**Set task:** Restate the listing that follows word for word, without its pictures.

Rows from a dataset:

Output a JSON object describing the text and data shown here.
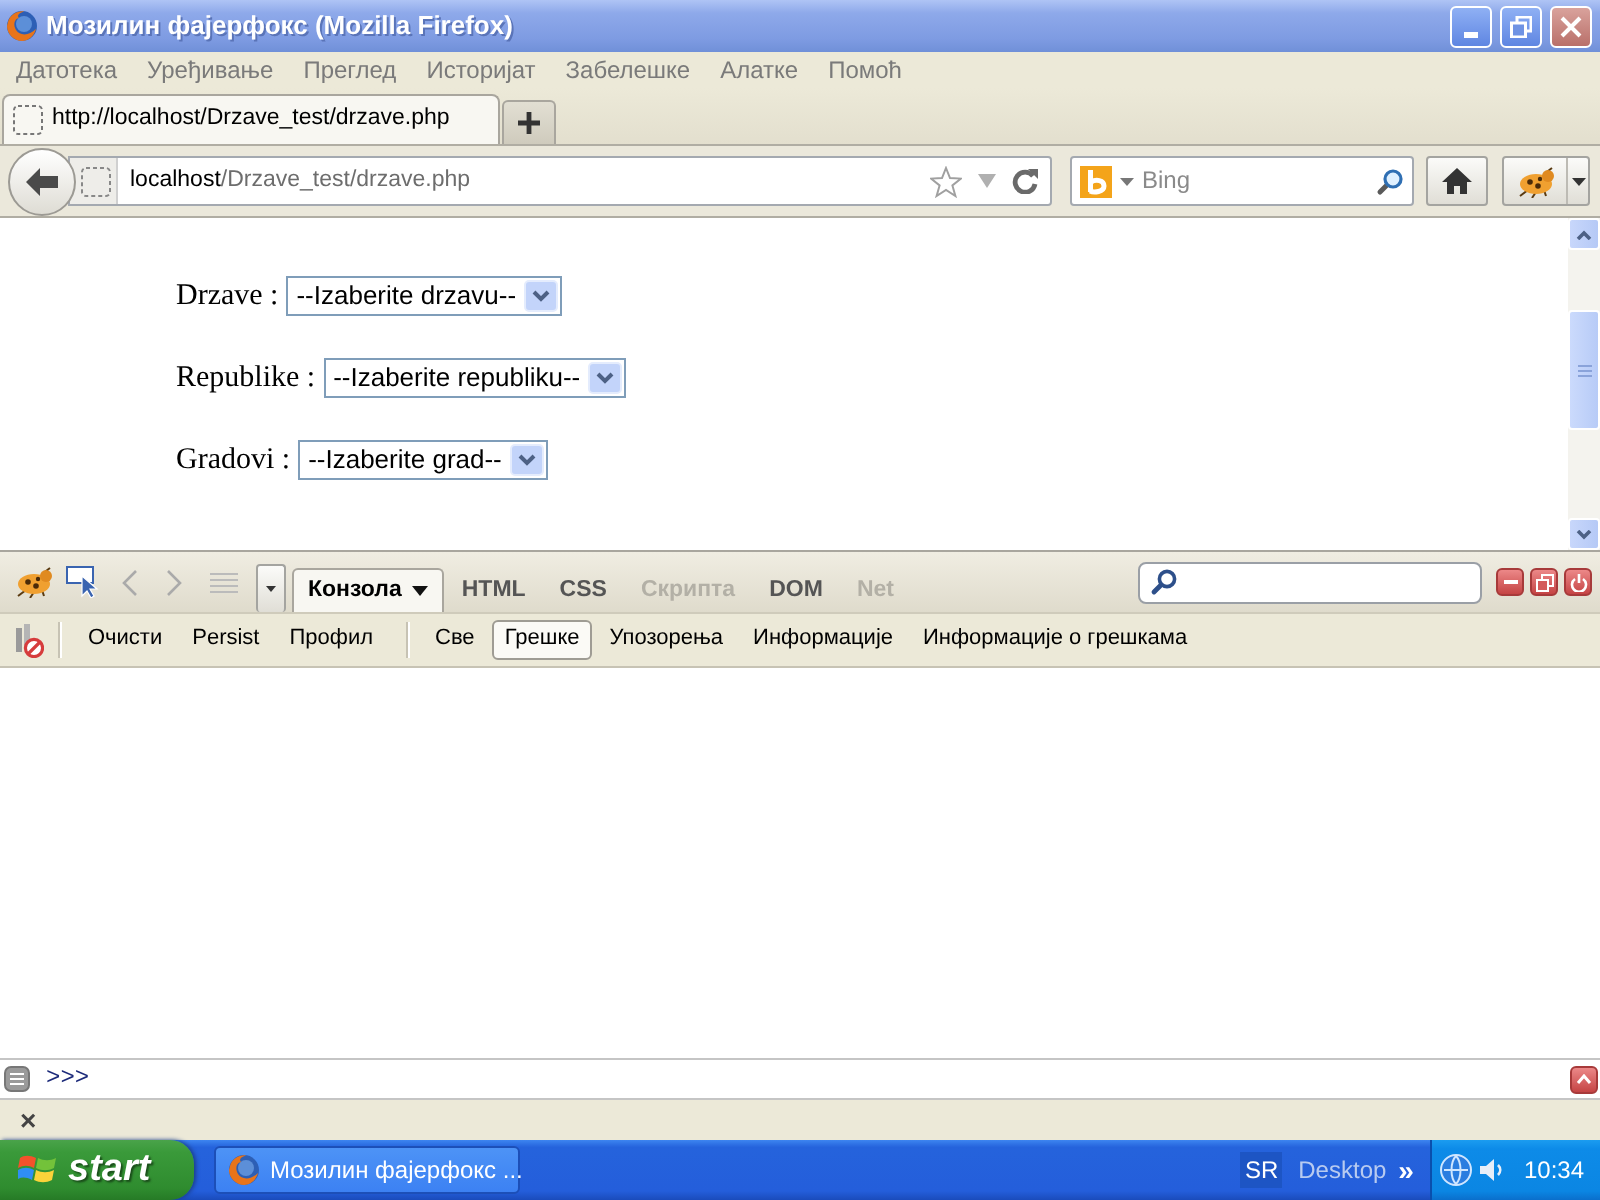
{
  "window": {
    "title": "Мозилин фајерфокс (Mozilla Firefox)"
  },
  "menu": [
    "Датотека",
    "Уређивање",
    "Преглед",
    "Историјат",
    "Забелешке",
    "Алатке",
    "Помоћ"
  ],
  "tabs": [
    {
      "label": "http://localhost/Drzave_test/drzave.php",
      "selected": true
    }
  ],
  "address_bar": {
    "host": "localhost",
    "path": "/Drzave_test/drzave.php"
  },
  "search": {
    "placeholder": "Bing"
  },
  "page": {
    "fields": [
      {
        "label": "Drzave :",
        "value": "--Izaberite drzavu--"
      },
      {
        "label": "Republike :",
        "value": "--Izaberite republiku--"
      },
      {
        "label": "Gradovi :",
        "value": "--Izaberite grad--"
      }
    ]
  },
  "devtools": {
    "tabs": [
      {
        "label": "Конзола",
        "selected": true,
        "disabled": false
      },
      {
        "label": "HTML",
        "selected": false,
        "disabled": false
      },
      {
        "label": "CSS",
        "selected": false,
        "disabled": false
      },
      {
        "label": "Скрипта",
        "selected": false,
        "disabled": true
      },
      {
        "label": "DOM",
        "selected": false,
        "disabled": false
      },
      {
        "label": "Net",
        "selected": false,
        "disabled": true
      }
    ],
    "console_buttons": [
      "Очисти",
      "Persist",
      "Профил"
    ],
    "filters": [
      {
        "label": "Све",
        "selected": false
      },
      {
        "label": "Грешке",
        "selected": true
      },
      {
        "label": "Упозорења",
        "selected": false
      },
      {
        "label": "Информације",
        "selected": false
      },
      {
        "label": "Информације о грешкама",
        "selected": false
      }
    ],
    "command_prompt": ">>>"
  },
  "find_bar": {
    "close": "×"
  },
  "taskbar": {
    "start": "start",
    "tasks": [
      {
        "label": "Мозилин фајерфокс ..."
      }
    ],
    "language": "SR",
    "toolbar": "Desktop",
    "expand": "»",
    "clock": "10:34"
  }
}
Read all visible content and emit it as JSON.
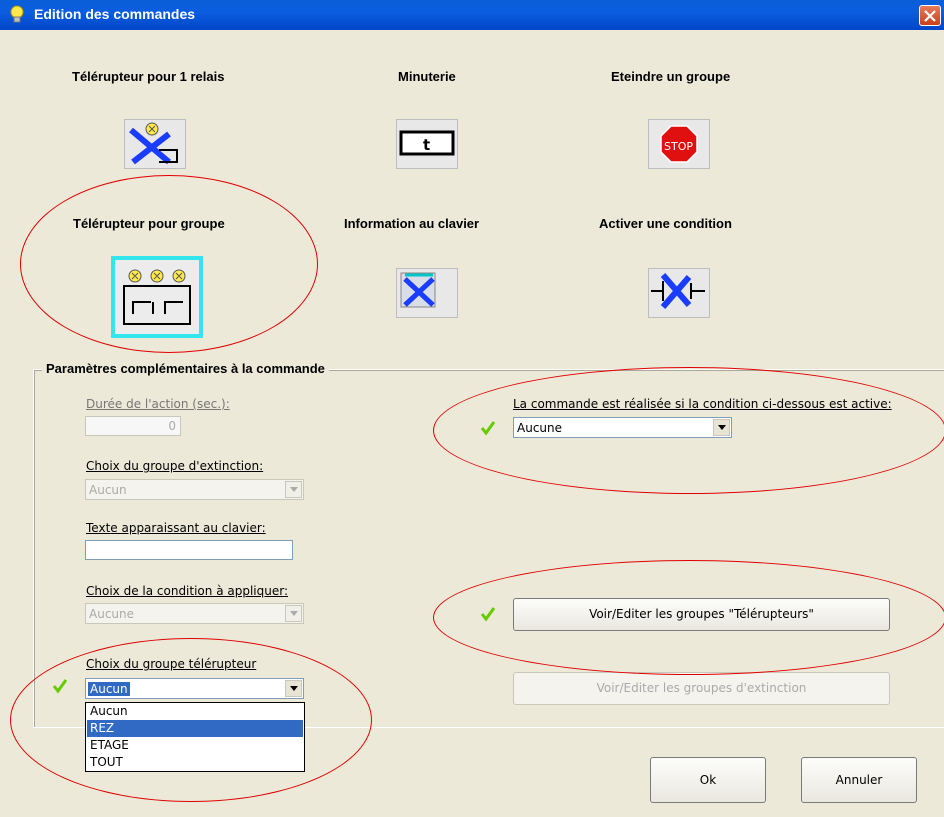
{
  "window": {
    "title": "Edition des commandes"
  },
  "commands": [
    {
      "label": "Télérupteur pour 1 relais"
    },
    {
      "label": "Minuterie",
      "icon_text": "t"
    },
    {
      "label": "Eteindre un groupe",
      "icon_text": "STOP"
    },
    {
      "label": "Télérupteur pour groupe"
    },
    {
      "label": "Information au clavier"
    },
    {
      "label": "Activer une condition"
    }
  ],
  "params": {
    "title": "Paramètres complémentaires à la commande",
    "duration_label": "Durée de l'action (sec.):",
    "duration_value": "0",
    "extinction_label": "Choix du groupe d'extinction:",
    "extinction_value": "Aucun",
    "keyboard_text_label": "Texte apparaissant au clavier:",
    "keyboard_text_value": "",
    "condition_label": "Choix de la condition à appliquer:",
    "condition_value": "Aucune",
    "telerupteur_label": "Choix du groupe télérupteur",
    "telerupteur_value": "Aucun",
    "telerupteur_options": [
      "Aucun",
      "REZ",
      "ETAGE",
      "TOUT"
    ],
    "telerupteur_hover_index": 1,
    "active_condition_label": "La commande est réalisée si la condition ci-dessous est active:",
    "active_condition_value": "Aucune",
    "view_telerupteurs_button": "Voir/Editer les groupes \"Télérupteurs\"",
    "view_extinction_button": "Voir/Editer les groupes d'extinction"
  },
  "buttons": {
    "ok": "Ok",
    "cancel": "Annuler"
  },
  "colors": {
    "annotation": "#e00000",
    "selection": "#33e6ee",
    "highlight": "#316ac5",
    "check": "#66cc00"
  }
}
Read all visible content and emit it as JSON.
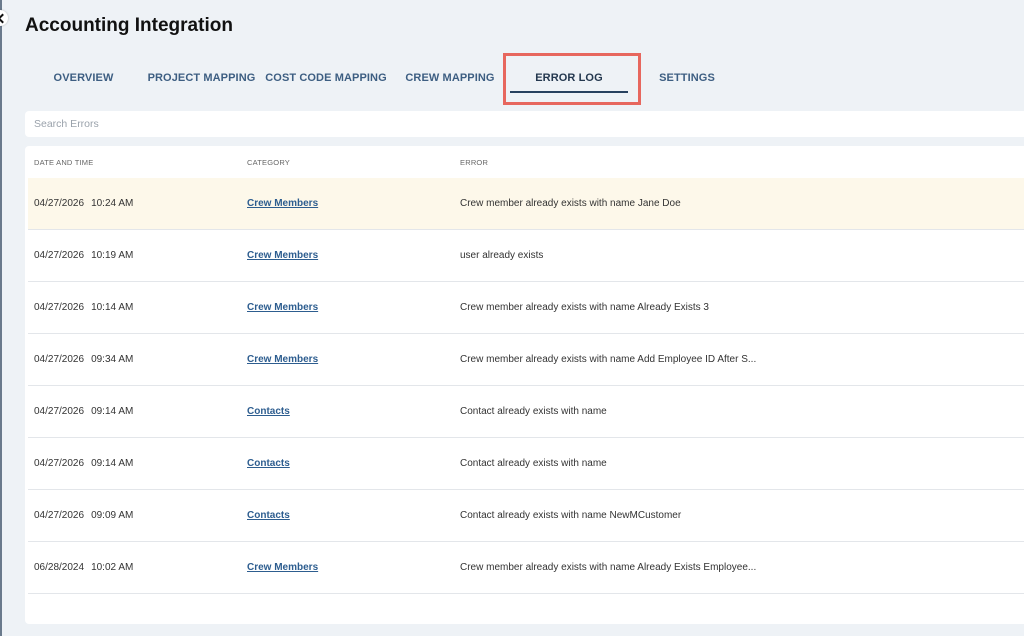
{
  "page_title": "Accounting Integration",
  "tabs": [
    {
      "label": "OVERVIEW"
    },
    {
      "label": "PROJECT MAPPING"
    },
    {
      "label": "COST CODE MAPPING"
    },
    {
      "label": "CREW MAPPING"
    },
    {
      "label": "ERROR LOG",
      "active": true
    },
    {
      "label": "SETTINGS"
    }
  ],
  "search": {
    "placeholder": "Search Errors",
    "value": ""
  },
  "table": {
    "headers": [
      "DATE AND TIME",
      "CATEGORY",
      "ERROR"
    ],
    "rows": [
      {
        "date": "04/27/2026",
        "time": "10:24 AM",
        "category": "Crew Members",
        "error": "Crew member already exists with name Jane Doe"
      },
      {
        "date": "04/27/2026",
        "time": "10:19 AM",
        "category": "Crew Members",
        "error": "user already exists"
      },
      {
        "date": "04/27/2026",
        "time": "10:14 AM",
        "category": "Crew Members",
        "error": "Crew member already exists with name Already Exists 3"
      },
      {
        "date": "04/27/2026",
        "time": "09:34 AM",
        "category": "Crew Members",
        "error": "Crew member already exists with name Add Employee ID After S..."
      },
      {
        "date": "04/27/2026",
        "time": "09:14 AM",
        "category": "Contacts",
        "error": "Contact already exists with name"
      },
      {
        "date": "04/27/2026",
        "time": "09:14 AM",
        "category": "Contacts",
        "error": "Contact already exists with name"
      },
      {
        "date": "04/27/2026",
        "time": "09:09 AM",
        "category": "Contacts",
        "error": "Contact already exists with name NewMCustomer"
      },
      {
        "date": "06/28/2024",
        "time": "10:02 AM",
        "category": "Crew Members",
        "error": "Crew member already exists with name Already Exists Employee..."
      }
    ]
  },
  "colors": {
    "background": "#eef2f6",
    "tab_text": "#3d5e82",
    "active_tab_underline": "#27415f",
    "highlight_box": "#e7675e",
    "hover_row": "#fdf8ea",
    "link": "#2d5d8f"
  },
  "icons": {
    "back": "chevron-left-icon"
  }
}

**Expected output:**
Output a JSON object describing the text and data shown here.
{
  "window": {
    "title": "Мозилин фајерфокс (Mozilla Firefox)"
  },
  "menu": [
    "Датотека",
    "Уређивање",
    "Преглед",
    "Историјат",
    "Забелешке",
    "Алатке",
    "Помоћ"
  ],
  "tabs": [
    {
      "label": "http://localhost/Drzave_test/drzave.php",
      "selected": true
    }
  ],
  "address_bar": {
    "host": "localhost",
    "path": "/Drzave_test/drzave.php"
  },
  "search": {
    "placeholder": "Bing"
  },
  "page": {
    "fields": [
      {
        "label": "Drzave :",
        "value": "--Izaberite drzavu--"
      },
      {
        "label": "Republike :",
        "value": "--Izaberite republiku--"
      },
      {
        "label": "Gradovi :",
        "value": "--Izaberite grad--"
      }
    ]
  },
  "devtools": {
    "tabs": [
      {
        "label": "Конзола",
        "selected": true,
        "disabled": false
      },
      {
        "label": "HTML",
        "selected": false,
        "disabled": false
      },
      {
        "label": "CSS",
        "selected": false,
        "disabled": false
      },
      {
        "label": "Скрипта",
        "selected": false,
        "disabled": true
      },
      {
        "label": "DOM",
        "selected": false,
        "disabled": false
      },
      {
        "label": "Net",
        "selected": false,
        "disabled": true
      }
    ],
    "console_buttons": [
      "Очисти",
      "Persist",
      "Профил"
    ],
    "filters": [
      {
        "label": "Све",
        "selected": false
      },
      {
        "label": "Грешке",
        "selected": true
      },
      {
        "label": "Упозорења",
        "selected": false
      },
      {
        "label": "Информације",
        "selected": false
      },
      {
        "label": "Информације о грешкама",
        "selected": false
      }
    ],
    "command_prompt": ">>>"
  },
  "find_bar": {
    "close": "×"
  },
  "taskbar": {
    "start": "start",
    "tasks": [
      {
        "label": "Мозилин фајерфокс ..."
      }
    ],
    "language": "SR",
    "toolbar": "Desktop",
    "expand": "»",
    "clock": "10:34"
  }
}
Read all visible content and emit it as JSON.
{
  "window": {
    "title": "Edition des commandes"
  },
  "commands": [
    {
      "label": "Télérupteur pour 1 relais"
    },
    {
      "label": "Minuterie",
      "icon_text": "t"
    },
    {
      "label": "Eteindre un groupe",
      "icon_text": "STOP"
    },
    {
      "label": "Télérupteur pour groupe"
    },
    {
      "label": "Information au clavier"
    },
    {
      "label": "Activer une condition"
    }
  ],
  "params": {
    "title": "Paramètres complémentaires à la commande",
    "duration_label": "Durée de l'action (sec.):",
    "duration_value": "0",
    "extinction_label": "Choix du groupe d'extinction:",
    "extinction_value": "Aucun",
    "keyboard_text_label": "Texte apparaissant au clavier:",
    "keyboard_text_value": "",
    "condition_label": "Choix de la condition à appliquer:",
    "condition_value": "Aucune",
    "telerupteur_label": "Choix du groupe télérupteur",
    "telerupteur_value": "Aucun",
    "telerupteur_options": [
      "Aucun",
      "REZ",
      "ETAGE",
      "TOUT"
    ],
    "telerupteur_hover_index": 1,
    "active_condition_label": "La commande est réalisée si la condition ci-dessous est active:",
    "active_condition_value": "Aucune",
    "view_telerupteurs_button": "Voir/Editer les groupes \"Télérupteurs\"",
    "view_extinction_button": "Voir/Editer les groupes d'extinction"
  },
  "buttons": {
    "ok": "Ok",
    "cancel": "Annuler"
  },
  "colors": {
    "annotation": "#e00000",
    "selection": "#33e6ee",
    "highlight": "#316ac5",
    "check": "#66cc00"
  }
}
Read all visible content and emit it as JSON.
{
  "page_title": "Accounting Integration",
  "tabs": [
    {
      "label": "OVERVIEW"
    },
    {
      "label": "PROJECT MAPPING"
    },
    {
      "label": "COST CODE MAPPING"
    },
    {
      "label": "CREW MAPPING"
    },
    {
      "label": "ERROR LOG",
      "active": true
    },
    {
      "label": "SETTINGS"
    }
  ],
  "search": {
    "placeholder": "Search Errors",
    "value": ""
  },
  "table": {
    "headers": [
      "DATE AND TIME",
      "CATEGORY",
      "ERROR"
    ],
    "rows": [
      {
        "date": "04/27/2026",
        "time": "10:24 AM",
        "category": "Crew Members",
        "error": "Crew member already exists with name Jane Doe"
      },
      {
        "date": "04/27/2026",
        "time": "10:19 AM",
        "category": "Crew Members",
        "error": "user already exists"
      },
      {
        "date": "04/27/2026",
        "time": "10:14 AM",
        "category": "Crew Members",
        "error": "Crew member already exists with name Already Exists 3"
      },
      {
        "date": "04/27/2026",
        "time": "09:34 AM",
        "category": "Crew Members",
        "error": "Crew member already exists with name Add Employee ID After S..."
      },
      {
        "date": "04/27/2026",
        "time": "09:14 AM",
        "category": "Contacts",
        "error": "Contact already exists with name"
      },
      {
        "date": "04/27/2026",
        "time": "09:14 AM",
        "category": "Contacts",
        "error": "Contact already exists with name"
      },
      {
        "date": "04/27/2026",
        "time": "09:09 AM",
        "category": "Contacts",
        "error": "Contact already exists with name NewMCustomer"
      },
      {
        "date": "06/28/2024",
        "time": "10:02 AM",
        "category": "Crew Members",
        "error": "Crew member already exists with name Already Exists Employee..."
      }
    ]
  },
  "colors": {
    "background": "#eef2f6",
    "tab_text": "#3d5e82",
    "active_tab_underline": "#27415f",
    "highlight_box": "#e7675e",
    "hover_row": "#fdf8ea",
    "link": "#2d5d8f"
  },
  "icons": {
    "back": "chevron-left-icon"
  }
}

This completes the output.